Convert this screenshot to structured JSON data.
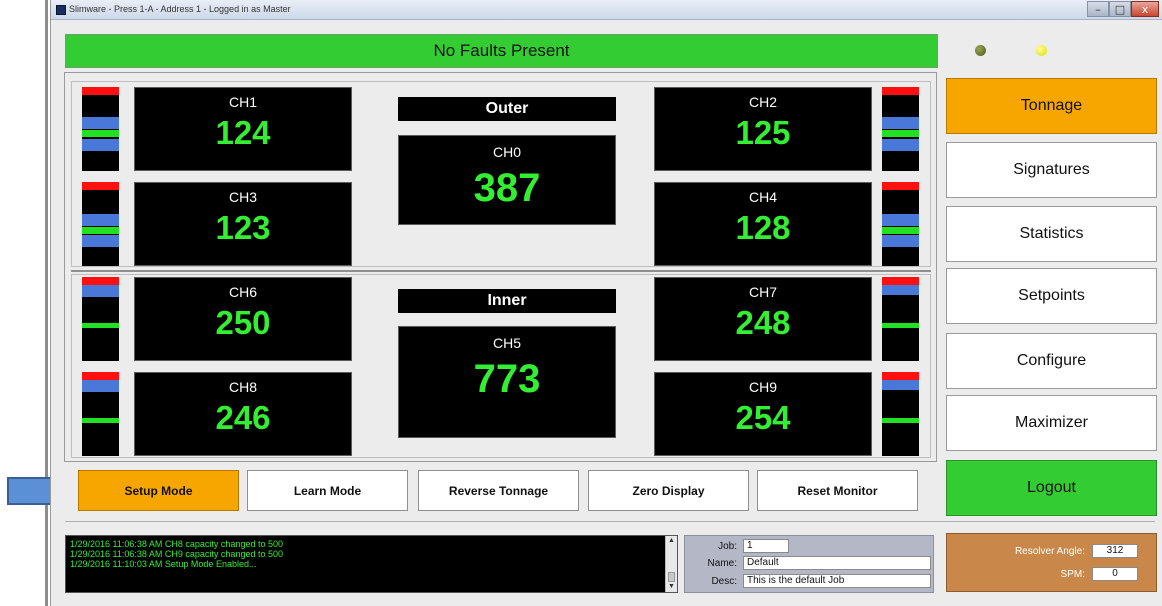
{
  "window": {
    "title": "Slimware - Press 1-A - Address 1 - Logged in as Master",
    "controls": {
      "minimize": "–",
      "maximize": "□",
      "close": "x"
    }
  },
  "fault_banner": "No Faults Present",
  "indicators": [
    {
      "name": "status-led-olive",
      "color": "#6e7a20"
    },
    {
      "name": "status-led-yellow",
      "color": "#f0f000"
    }
  ],
  "outer": {
    "heading": "Outer",
    "center": {
      "label": "CH0",
      "value": "387"
    },
    "channels": [
      {
        "label": "CH1",
        "value": "124"
      },
      {
        "label": "CH2",
        "value": "125"
      },
      {
        "label": "CH3",
        "value": "123"
      },
      {
        "label": "CH4",
        "value": "128"
      }
    ]
  },
  "inner": {
    "heading": "Inner",
    "center": {
      "label": "CH5",
      "value": "773"
    },
    "channels": [
      {
        "label": "CH6",
        "value": "250"
      },
      {
        "label": "CH7",
        "value": "248"
      },
      {
        "label": "CH8",
        "value": "246"
      },
      {
        "label": "CH9",
        "value": "254"
      }
    ]
  },
  "mode_buttons": [
    {
      "label": "Setup Mode",
      "active": true
    },
    {
      "label": "Learn Mode",
      "active": false
    },
    {
      "label": "Reverse Tonnage",
      "active": false
    },
    {
      "label": "Zero Display",
      "active": false
    },
    {
      "label": "Reset Monitor",
      "active": false
    }
  ],
  "side_menu": [
    {
      "label": "Tonnage",
      "state": "selected"
    },
    {
      "label": "Signatures",
      "state": "normal"
    },
    {
      "label": "Statistics",
      "state": "normal"
    },
    {
      "label": "Setpoints",
      "state": "normal"
    },
    {
      "label": "Configure",
      "state": "normal"
    },
    {
      "label": "Maximizer",
      "state": "normal"
    },
    {
      "label": "Logout",
      "state": "logout"
    }
  ],
  "event_log": [
    "1/29/2016 11:06:38 AM  CH8 capacity changed to 500",
    "1/29/2016 11:06:38 AM  CH9 capacity changed to 500",
    "1/29/2016 11:10:03 AM  Setup Mode Enabled..."
  ],
  "job": {
    "job_label": "Job:",
    "job_value": "1",
    "name_label": "Name:",
    "name_value": "Default",
    "desc_label": "Desc:",
    "desc_value": "This is the default Job"
  },
  "resolver": {
    "angle_label": "Resolver Angle:",
    "angle_value": "312",
    "spm_label": "SPM:",
    "spm_value": "0"
  },
  "colors": {
    "fault_ok": "#33cc33",
    "accent_orange": "#f7a600",
    "logout_green": "#33cc33",
    "readout_green": "#33ee33",
    "resolver_panel": "#c9884a",
    "job_panel": "#b4b8c6",
    "pointer_arrow": "#5b8fd6"
  }
}
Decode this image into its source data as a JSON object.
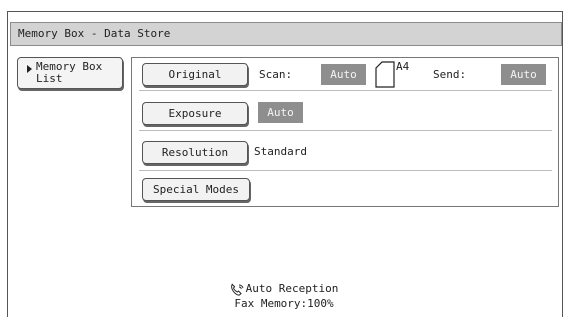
{
  "title_bar": {
    "text": "Memory Box - Data Store"
  },
  "memory_box_button": {
    "label": "Memory Box\nList"
  },
  "rows": {
    "original": {
      "button_label": "Original",
      "scan_label": "Scan:",
      "scan_value": "Auto",
      "paper_size": "A4",
      "send_label": "Send:",
      "send_value": "Auto"
    },
    "exposure": {
      "button_label": "Exposure",
      "value": "Auto"
    },
    "resolution": {
      "button_label": "Resolution",
      "value": "Standard"
    },
    "special_modes": {
      "button_label": "Special Modes"
    }
  },
  "status": {
    "reception": "Auto Reception",
    "fax_memory": "Fax Memory:100%",
    "icon": "phone-icon"
  },
  "colors": {
    "title_bar_bg": "#d3d3d3",
    "chip_bg": "#8e8e8e",
    "button_bg": "#f2f2f2"
  }
}
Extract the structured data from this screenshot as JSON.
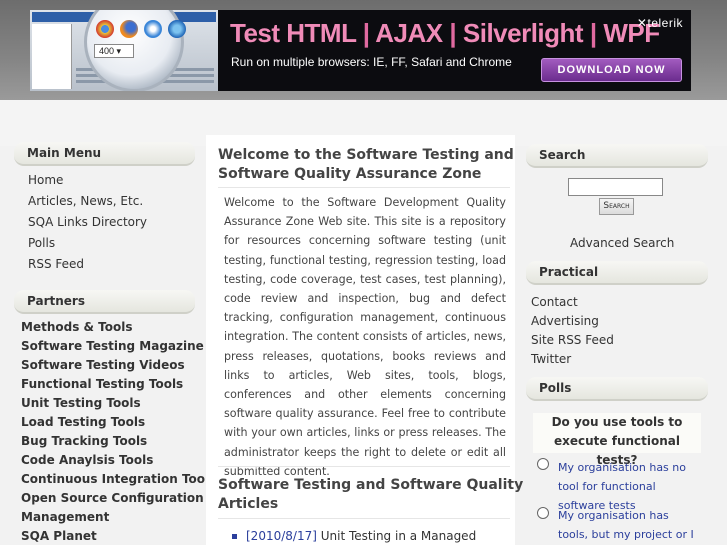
{
  "banner": {
    "title_parts": [
      "Test HTML",
      "AJAX",
      "Silverlight",
      "WPF"
    ],
    "separator": "|",
    "subtitle": "Run on multiple browsers: IE, FF, Safari and Chrome",
    "brand": "telerik",
    "cta_label": "DOWNLOAD NOW",
    "zoom_value": "400"
  },
  "left": {
    "main_menu_title": "Main Menu",
    "main_menu": [
      "Home",
      "Articles, News, Etc.",
      "SQA Links Directory",
      "Polls",
      "RSS Feed"
    ],
    "partners_title": "Partners",
    "partners": [
      "Methods & Tools",
      "Software Testing Magazine",
      "Software Testing Videos",
      "Functional Testing Tools",
      "Unit Testing Tools",
      "Load Testing Tools",
      "Bug Tracking Tools",
      "Code Anaylsis Tools",
      "Continuous Integration Tools",
      "Open Source Configuration",
      "Management",
      "SQA Planet"
    ]
  },
  "main": {
    "welcome_title_1": "Welcome to the Software Testing and",
    "welcome_title_2": "Software Quality Assurance Zone",
    "welcome_text": "Welcome to the Software Development Quality Assurance Zone Web site. This site is a repository for resources concerning software testing (unit testing, functional testing, regression testing, load testing, code coverage, test cases, test planning), code review and inspection, bug and defect tracking, configuration management, continuous integration. The content consists of articles, news, press releases, quotations, books reviews and links to articles, Web sites, tools, blogs, conferences and other elements concerning software quality assurance. Feel free to contribute with your own articles, links or press releases. The administrator keeps the right to delete or edit all submitted content.",
    "articles_title_1": "Software Testing and Software Quality",
    "articles_title_2": "Articles",
    "news_date": "[2010/8/17]",
    "news_title": "Unit Testing in a Managed"
  },
  "right": {
    "search_title": "Search",
    "search_button": "Search",
    "advanced_search": "Advanced Search",
    "practical_title": "Practical",
    "practical_links": [
      "Contact",
      "Advertising",
      "Site RSS Feed",
      "Twitter"
    ],
    "polls_title": "Polls",
    "poll_question": "Do you use tools to execute functional tests?",
    "poll_options": [
      "My organisation has no tool for functional software tests",
      "My organisation has tools, but my project or I do not"
    ]
  }
}
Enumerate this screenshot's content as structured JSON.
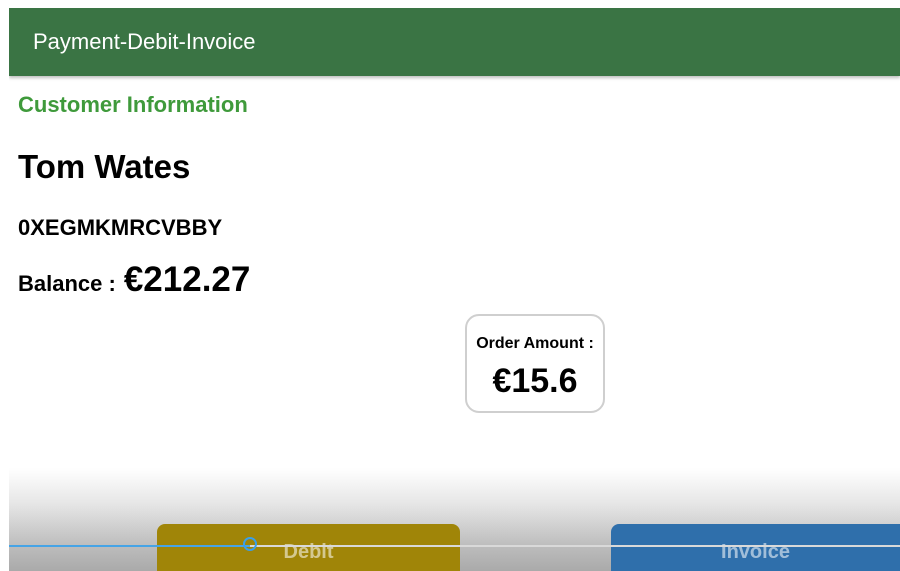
{
  "app_bar": {
    "title": "Payment-Debit-Invoice"
  },
  "customer": {
    "section_title": "Customer Information",
    "name": "Tom Wates",
    "id": "0XEGMKMRCVBBY",
    "balance_label": "Balance :",
    "balance": "€212.27"
  },
  "order": {
    "label": "Order Amount :",
    "amount": "€15.6"
  },
  "actions": {
    "debit_label": "Debit",
    "invoice_label": "Invoice"
  },
  "slider": {
    "value_fraction": 0.27
  },
  "colors": {
    "app_bar": "#3a7444",
    "section_title": "#3f9a3b",
    "debit_button": "#a08508",
    "invoice_button": "#2f6fab",
    "slider_accent": "#46a4e6"
  }
}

============

Nothing in the entries should change as you copy them, except that the pictures are left out.

## RESPONSE BELOW
Convert this screenshot to structured JSON data.
{
  "window": {
    "title": "Slimware - Press 1-A - Address 1 - Logged in as Master",
    "controls": {
      "minimize": "–",
      "maximize": "□",
      "close": "x"
    }
  },
  "fault_banner": "No Faults Present",
  "indicators": [
    {
      "name": "status-led-olive",
      "color": "#6e7a20"
    },
    {
      "name": "status-led-yellow",
      "color": "#f0f000"
    }
  ],
  "outer": {
    "heading": "Outer",
    "center": {
      "label": "CH0",
      "value": "387"
    },
    "channels": [
      {
        "label": "CH1",
        "value": "124"
      },
      {
        "label": "CH2",
        "value": "125"
      },
      {
        "label": "CH3",
        "value": "123"
      },
      {
        "label": "CH4",
        "value": "128"
      }
    ]
  },
  "inner": {
    "heading": "Inner",
    "center": {
      "label": "CH5",
      "value": "773"
    },
    "channels": [
      {
        "label": "CH6",
        "value": "250"
      },
      {
        "label": "CH7",
        "value": "248"
      },
      {
        "label": "CH8",
        "value": "246"
      },
      {
        "label": "CH9",
        "value": "254"
      }
    ]
  },
  "mode_buttons": [
    {
      "label": "Setup Mode",
      "active": true
    },
    {
      "label": "Learn Mode",
      "active": false
    },
    {
      "label": "Reverse Tonnage",
      "active": false
    },
    {
      "label": "Zero Display",
      "active": false
    },
    {
      "label": "Reset Monitor",
      "active": false
    }
  ],
  "side_menu": [
    {
      "label": "Tonnage",
      "state": "selected"
    },
    {
      "label": "Signatures",
      "state": "normal"
    },
    {
      "label": "Statistics",
      "state": "normal"
    },
    {
      "label": "Setpoints",
      "state": "normal"
    },
    {
      "label": "Configure",
      "state": "normal"
    },
    {
      "label": "Maximizer",
      "state": "normal"
    },
    {
      "label": "Logout",
      "state": "logout"
    }
  ],
  "event_log": [
    "1/29/2016 11:06:38 AM  CH8 capacity changed to 500",
    "1/29/2016 11:06:38 AM  CH9 capacity changed to 500",
    "1/29/2016 11:10:03 AM  Setup Mode Enabled..."
  ],
  "job": {
    "job_label": "Job:",
    "job_value": "1",
    "name_label": "Name:",
    "name_value": "Default",
    "desc_label": "Desc:",
    "desc_value": "This is the default Job"
  },
  "resolver": {
    "angle_label": "Resolver Angle:",
    "angle_value": "312",
    "spm_label": "SPM:",
    "spm_value": "0"
  },
  "colors": {
    "fault_ok": "#33cc33",
    "accent_orange": "#f7a600",
    "logout_green": "#33cc33",
    "readout_green": "#33ee33",
    "resolver_panel": "#c9884a",
    "job_panel": "#b4b8c6",
    "pointer_arrow": "#5b8fd6"
  }
}
Decode this image into its source data as a JSON object.
{
  "title_bar": {
    "text": "Memory Box - Data Store"
  },
  "memory_box_button": {
    "label": "Memory Box\nList"
  },
  "rows": {
    "original": {
      "button_label": "Original",
      "scan_label": "Scan:",
      "scan_value": "Auto",
      "paper_size": "A4",
      "send_label": "Send:",
      "send_value": "Auto"
    },
    "exposure": {
      "button_label": "Exposure",
      "value": "Auto"
    },
    "resolution": {
      "button_label": "Resolution",
      "value": "Standard"
    },
    "special_modes": {
      "button_label": "Special Modes"
    }
  },
  "status": {
    "reception": "Auto Reception",
    "fax_memory": "Fax Memory:100%",
    "icon": "phone-icon"
  },
  "colors": {
    "title_bar_bg": "#d3d3d3",
    "chip_bg": "#8e8e8e",
    "button_bg": "#f2f2f2"
  }
}
Extract the structured data from this screenshot as JSON.
{
  "banner": {
    "title_parts": [
      "Test HTML",
      "AJAX",
      "Silverlight",
      "WPF"
    ],
    "separator": "|",
    "subtitle": "Run on multiple browsers: IE, FF, Safari and Chrome",
    "brand": "telerik",
    "cta_label": "DOWNLOAD NOW",
    "zoom_value": "400"
  },
  "left": {
    "main_menu_title": "Main Menu",
    "main_menu": [
      "Home",
      "Articles, News, Etc.",
      "SQA Links Directory",
      "Polls",
      "RSS Feed"
    ],
    "partners_title": "Partners",
    "partners": [
      "Methods & Tools",
      "Software Testing Magazine",
      "Software Testing Videos",
      "Functional Testing Tools",
      "Unit Testing Tools",
      "Load Testing Tools",
      "Bug Tracking Tools",
      "Code Anaylsis Tools",
      "Continuous Integration Tools",
      "Open Source Configuration",
      "Management",
      "SQA Planet"
    ]
  },
  "main": {
    "welcome_title_1": "Welcome to the Software Testing and",
    "welcome_title_2": "Software Quality Assurance Zone",
    "welcome_text": "Welcome to the Software Development Quality Assurance Zone Web site. This site is a repository for resources concerning software testing (unit testing, functional testing, regression testing, load testing, code coverage, test cases, test planning), code review and inspection, bug and defect tracking, configuration management, continuous integration. The content consists of articles, news, press releases, quotations, books reviews and links to articles, Web sites, tools, blogs, conferences and other elements concerning software quality assurance. Feel free to contribute with your own articles, links or press releases. The administrator keeps the right to delete or edit all submitted content.",
    "articles_title_1": "Software Testing and Software Quality",
    "articles_title_2": "Articles",
    "news_date": "[2010/8/17]",
    "news_title": "Unit Testing in a Managed"
  },
  "right": {
    "search_title": "Search",
    "search_button": "Search",
    "advanced_search": "Advanced Search",
    "practical_title": "Practical",
    "practical_links": [
      "Contact",
      "Advertising",
      "Site RSS Feed",
      "Twitter"
    ],
    "polls_title": "Polls",
    "poll_question": "Do you use tools to execute functional tests?",
    "poll_options": [
      "My organisation has no tool for functional software tests",
      "My organisation has tools, but my project or I do not"
    ]
  }
}
Enumerate this screenshot's content as structured JSON.
{
  "app_bar": {
    "title": "Payment-Debit-Invoice"
  },
  "customer": {
    "section_title": "Customer Information",
    "name": "Tom Wates",
    "id": "0XEGMKMRCVBBY",
    "balance_label": "Balance :",
    "balance": "€212.27"
  },
  "order": {
    "label": "Order Amount :",
    "amount": "€15.6"
  },
  "actions": {
    "debit_label": "Debit",
    "invoice_label": "Invoice"
  },
  "slider": {
    "value_fraction": 0.27
  },
  "colors": {
    "app_bar": "#3a7444",
    "section_title": "#3f9a3b",
    "debit_button": "#a08508",
    "invoice_button": "#2f6fab",
    "slider_accent": "#46a4e6"
  }
}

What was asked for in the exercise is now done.